Reproduce all lines of the listing below in which the word "暨南大学" occurs.
⁂
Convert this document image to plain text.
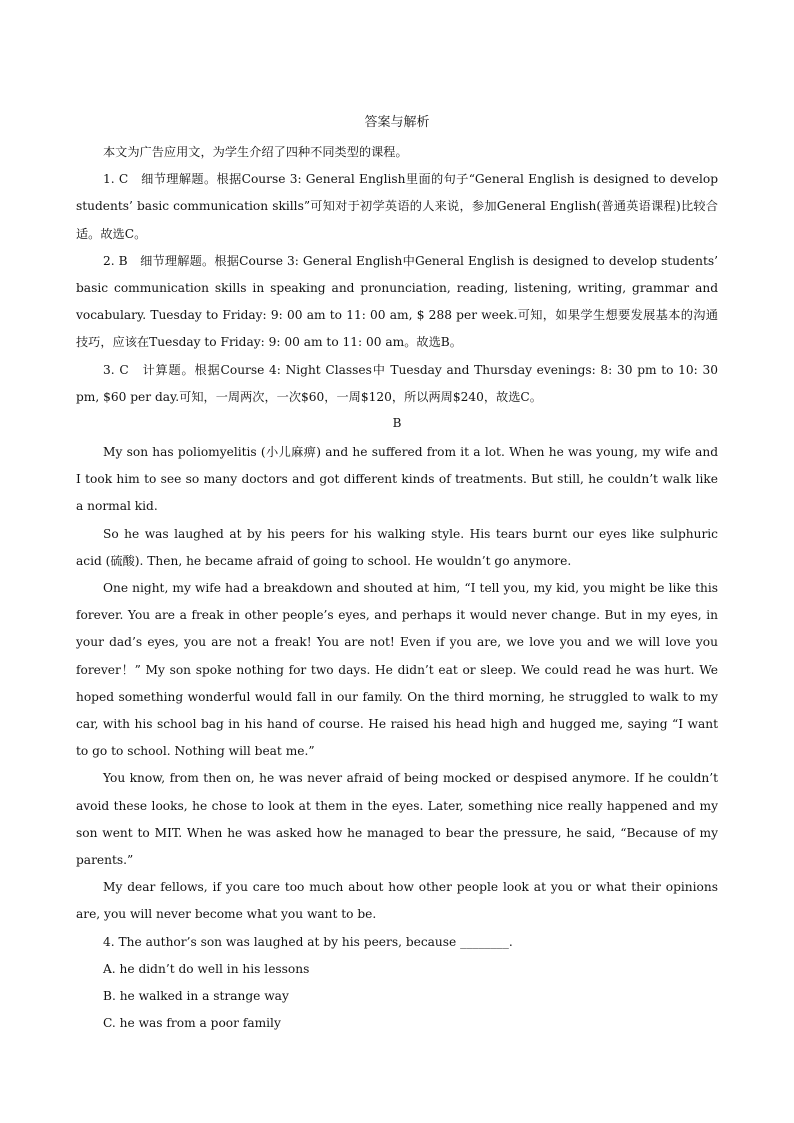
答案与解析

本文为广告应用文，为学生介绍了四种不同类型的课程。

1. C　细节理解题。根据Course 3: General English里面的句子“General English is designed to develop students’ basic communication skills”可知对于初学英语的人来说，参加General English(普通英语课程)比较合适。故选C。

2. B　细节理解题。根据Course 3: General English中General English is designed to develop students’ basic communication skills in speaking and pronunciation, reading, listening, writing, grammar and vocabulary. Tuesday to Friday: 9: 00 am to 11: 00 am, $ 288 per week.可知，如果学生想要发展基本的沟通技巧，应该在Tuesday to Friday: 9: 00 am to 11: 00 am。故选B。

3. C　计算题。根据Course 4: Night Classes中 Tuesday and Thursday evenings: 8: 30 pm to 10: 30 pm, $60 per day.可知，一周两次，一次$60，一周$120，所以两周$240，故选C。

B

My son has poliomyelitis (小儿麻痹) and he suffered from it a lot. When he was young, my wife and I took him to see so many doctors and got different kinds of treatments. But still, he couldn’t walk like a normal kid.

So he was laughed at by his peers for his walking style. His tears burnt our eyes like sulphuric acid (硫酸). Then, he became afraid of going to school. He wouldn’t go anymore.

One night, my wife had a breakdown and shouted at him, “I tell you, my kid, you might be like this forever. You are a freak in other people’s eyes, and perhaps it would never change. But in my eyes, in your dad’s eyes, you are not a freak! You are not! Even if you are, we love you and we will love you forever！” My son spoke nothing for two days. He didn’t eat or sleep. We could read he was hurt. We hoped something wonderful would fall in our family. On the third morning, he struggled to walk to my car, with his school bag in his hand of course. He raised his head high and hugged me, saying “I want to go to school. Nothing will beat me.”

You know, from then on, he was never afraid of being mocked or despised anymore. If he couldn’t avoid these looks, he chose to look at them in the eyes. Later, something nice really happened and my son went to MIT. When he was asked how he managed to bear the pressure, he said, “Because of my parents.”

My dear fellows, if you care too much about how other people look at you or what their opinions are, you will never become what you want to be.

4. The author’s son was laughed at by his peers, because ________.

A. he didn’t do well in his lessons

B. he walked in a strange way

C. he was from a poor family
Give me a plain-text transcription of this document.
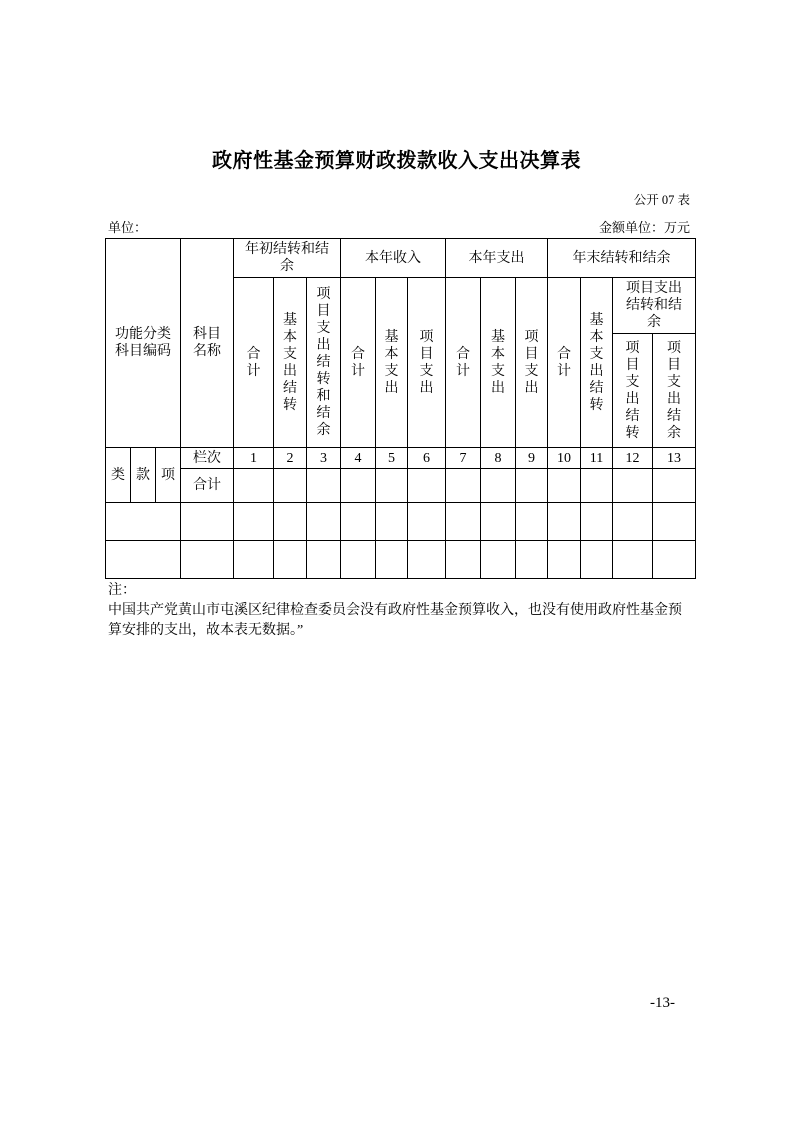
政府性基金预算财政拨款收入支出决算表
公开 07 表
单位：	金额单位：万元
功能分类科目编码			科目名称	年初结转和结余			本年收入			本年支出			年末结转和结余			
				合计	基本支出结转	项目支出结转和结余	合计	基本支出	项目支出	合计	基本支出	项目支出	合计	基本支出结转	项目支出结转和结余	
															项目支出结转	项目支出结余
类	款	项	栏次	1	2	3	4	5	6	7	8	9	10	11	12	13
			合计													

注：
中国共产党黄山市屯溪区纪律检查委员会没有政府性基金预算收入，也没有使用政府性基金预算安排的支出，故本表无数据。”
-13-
⁂
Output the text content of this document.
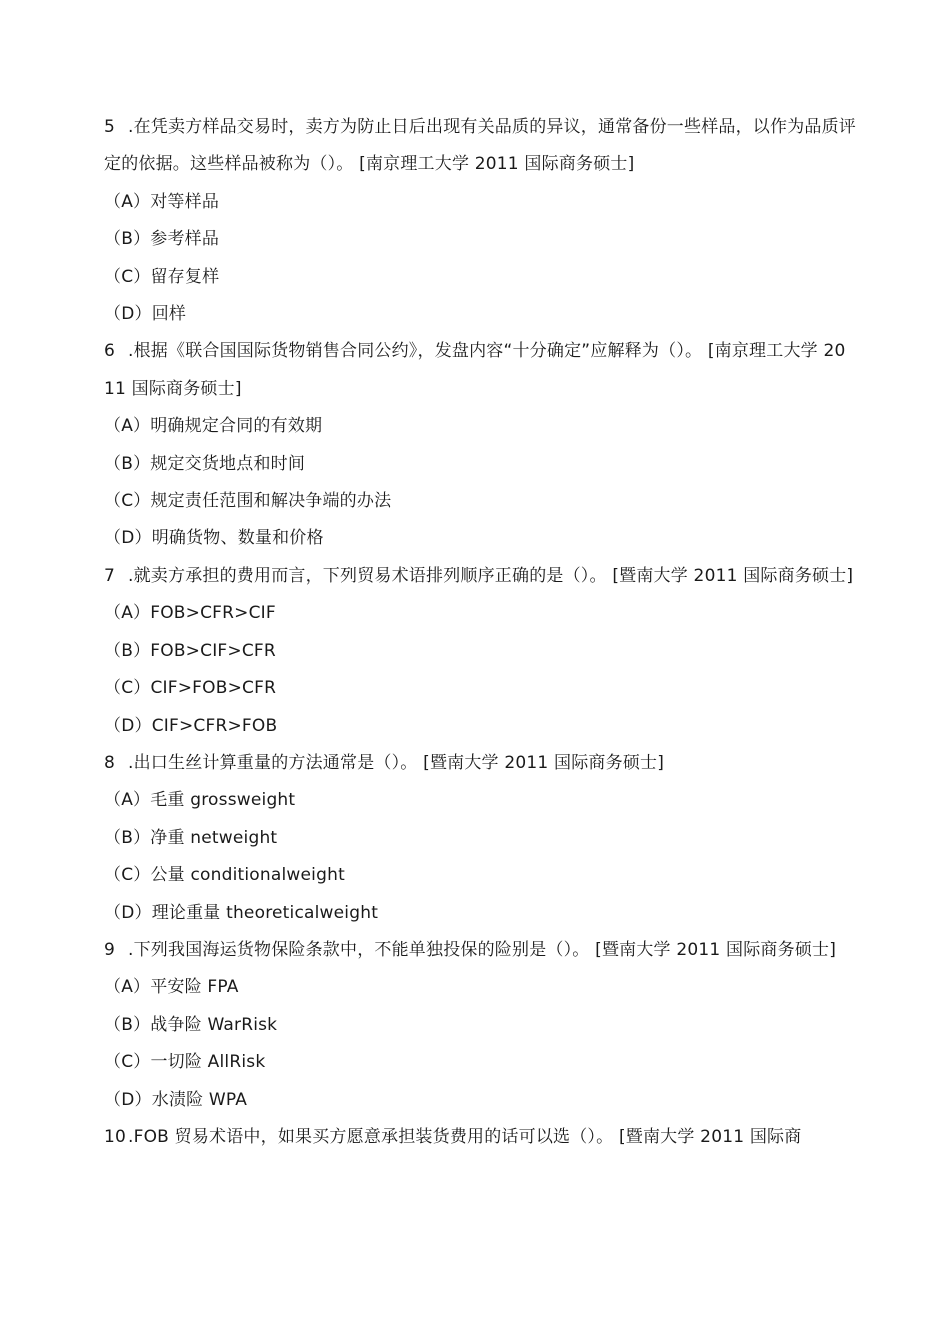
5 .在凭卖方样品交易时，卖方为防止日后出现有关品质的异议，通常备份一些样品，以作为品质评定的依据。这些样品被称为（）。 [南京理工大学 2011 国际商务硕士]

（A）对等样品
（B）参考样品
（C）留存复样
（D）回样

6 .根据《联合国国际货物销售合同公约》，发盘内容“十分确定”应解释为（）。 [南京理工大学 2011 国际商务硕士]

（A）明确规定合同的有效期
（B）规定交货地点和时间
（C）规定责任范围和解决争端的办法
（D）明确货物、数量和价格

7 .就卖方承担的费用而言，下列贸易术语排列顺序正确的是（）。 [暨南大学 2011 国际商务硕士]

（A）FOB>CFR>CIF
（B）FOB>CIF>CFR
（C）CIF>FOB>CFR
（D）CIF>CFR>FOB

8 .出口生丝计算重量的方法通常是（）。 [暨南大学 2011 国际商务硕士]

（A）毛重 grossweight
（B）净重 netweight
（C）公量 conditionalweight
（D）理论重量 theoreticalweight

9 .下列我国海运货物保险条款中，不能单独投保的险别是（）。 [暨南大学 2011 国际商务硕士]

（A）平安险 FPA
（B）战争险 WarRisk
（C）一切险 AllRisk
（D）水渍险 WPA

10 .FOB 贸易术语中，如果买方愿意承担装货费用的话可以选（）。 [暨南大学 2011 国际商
⁂
COMPLETE ANSWER
7 .就卖方承担的费用而言，下列贸易术语排列顺序正确的是（）。 [暨南大学 2011 国际商务硕士]
8 .出口生丝计算重量的方法通常是（）。 [暨南大学 2011 国际商务硕士]
9 .下列我国海运货物保险条款中，不能单独投保的险别是（）。 [暨南大学 2011 国际商务硕士]
10 .FOB 贸易术语中，如果买方愿意承担装货费用的话可以选（）。 [暨南大学 2011 国际商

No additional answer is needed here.